_Aim:_ Repeat the entries that follow verbatim, without any of their pictures.

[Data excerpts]

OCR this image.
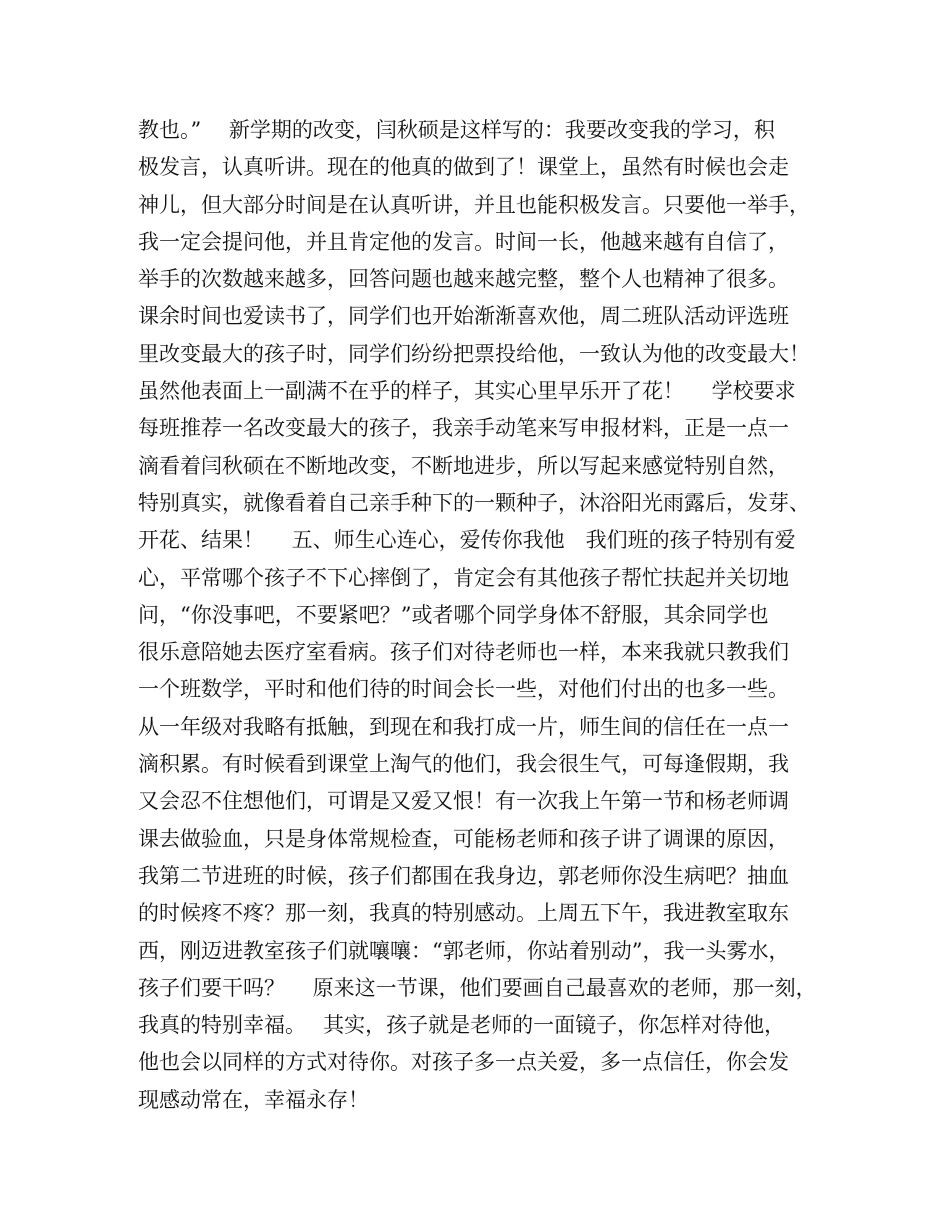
教也。”　 新学期的改变，闫秋硕是这样写的：我要改变我的学习，积
极发言，认真听讲。现在的他真的做到了！课堂上，虽然有时候也会走
神儿，但大部分时间是在认真听讲，并且也能积极发言。只要他一举手，
我一定会提问他，并且肯定他的发言。时间一长，他越来越有自信了，
举手的次数越来越多，回答问题也越来越完整，整个人也精神了很多。
课余时间也爱读书了，同学们也开始渐渐喜欢他，周二班队活动评选班
里改变最大的孩子时，同学们纷纷把票投给他，一致认为他的改变最大！
虽然他表面上一副满不在乎的样子，其实心里早乐开了花！　 学校要求
每班推荐一名改变最大的孩子，我亲手动笔来写申报材料，正是一点一
滴看着闫秋硕在不断地改变，不断地进步，所以写起来感觉特别自然，
特别真实，就像看着自己亲手种下的一颗种子，沐浴阳光雨露后，发芽、
开花、结果！　 五、师生心连心，爱传你我他　我们班的孩子特别有爱
心，平常哪个孩子不下心摔倒了，肯定会有其他孩子帮忙扶起并关切地
问，“你没事吧，不要紧吧？”或者哪个同学身体不舒服，其余同学也
很乐意陪她去医疗室看病。孩子们对待老师也一样，本来我就只教我们
一个班数学，平时和他们待的时间会长一些，对他们付出的也多一些。
从一年级对我略有抵触，到现在和我打成一片，师生间的信任在一点一
滴积累。有时候看到课堂上淘气的他们，我会很生气，可每逢假期，我
又会忍不住想他们，可谓是又爱又恨！有一次我上午第一节和杨老师调
课去做验血，只是身体常规检查，可能杨老师和孩子讲了调课的原因，
我第二节进班的时候，孩子们都围在我身边，郭老师你没生病吧？抽血
的时候疼不疼？那一刻，我真的特别感动。上周五下午，我进教室取东
西，刚迈进教室孩子们就嚷嚷：“郭老师，你站着别动”，我一头雾水，
孩子们要干吗？　 原来这一节课，他们要画自己最喜欢的老师，那一刻，
我真的特别幸福。　 其实，孩子就是老师的一面镜子，你怎样对待他，
他也会以同样的方式对待你。对孩子多一点关爱，多一点信任，你会发
现感动常在，幸福永存！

_Solution to the problem:_
OCR this image.
教也。”　 新学期的改变，闫秋硕是这样写的：我要改变我的学习，积
极发言，认真听讲。现在的他真的做到了！课堂上，虽然有时候也会走
神儿，但大部分时间是在认真听讲，并且也能积极发言。只要他一举手，
我一定会提问他，并且肯定他的发言。时间一长，他越来越有自信了，
举手的次数越来越多，回答问题也越来越完整，整个人也精神了很多。
课余时间也爱读书了，同学们也开始渐渐喜欢他，周二班队活动评选班
里改变最大的孩子时，同学们纷纷把票投给他，一致认为他的改变最大！
虽然他表面上一副满不在乎的样子，其实心里早乐开了花！　 学校要求
每班推荐一名改变最大的孩子，我亲手动笔来写申报材料，正是一点一
滴看着闫秋硕在不断地改变，不断地进步，所以写起来感觉特别自然，
特别真实，就像看着自己亲手种下的一颗种子，沐浴阳光雨露后，发芽、
开花、结果！　 五、师生心连心，爱传你我他　我们班的孩子特别有爱
心，平常哪个孩子不下心摔倒了，肯定会有其他孩子帮忙扶起并关切地
问，“你没事吧，不要紧吧？”或者哪个同学身体不舒服，其余同学也
很乐意陪她去医疗室看病。孩子们对待老师也一样，本来我就只教我们
一个班数学，平时和他们待的时间会长一些，对他们付出的也多一些。
从一年级对我略有抵触，到现在和我打成一片，师生间的信任在一点一
滴积累。有时候看到课堂上淘气的他们，我会很生气，可每逢假期，我
又会忍不住想他们，可谓是又爱又恨！有一次我上午第一节和杨老师调
课去做验血，只是身体常规检查，可能杨老师和孩子讲了调课的原因，
我第二节进班的时候，孩子们都围在我身边，郭老师你没生病吧？抽血
的时候疼不疼？那一刻，我真的特别感动。上周五下午，我进教室取东
西，刚迈进教室孩子们就嚷嚷：“郭老师，你站着别动”，我一头雾水，
孩子们要干吗？　 原来这一节课，他们要画自己最喜欢的老师，那一刻，
我真的特别幸福。　 其实，孩子就是老师的一面镜子，你怎样对待他，
他也会以同样的方式对待你。对孩子多一点关爱，多一点信任，你会发
现感动常在，幸福永存！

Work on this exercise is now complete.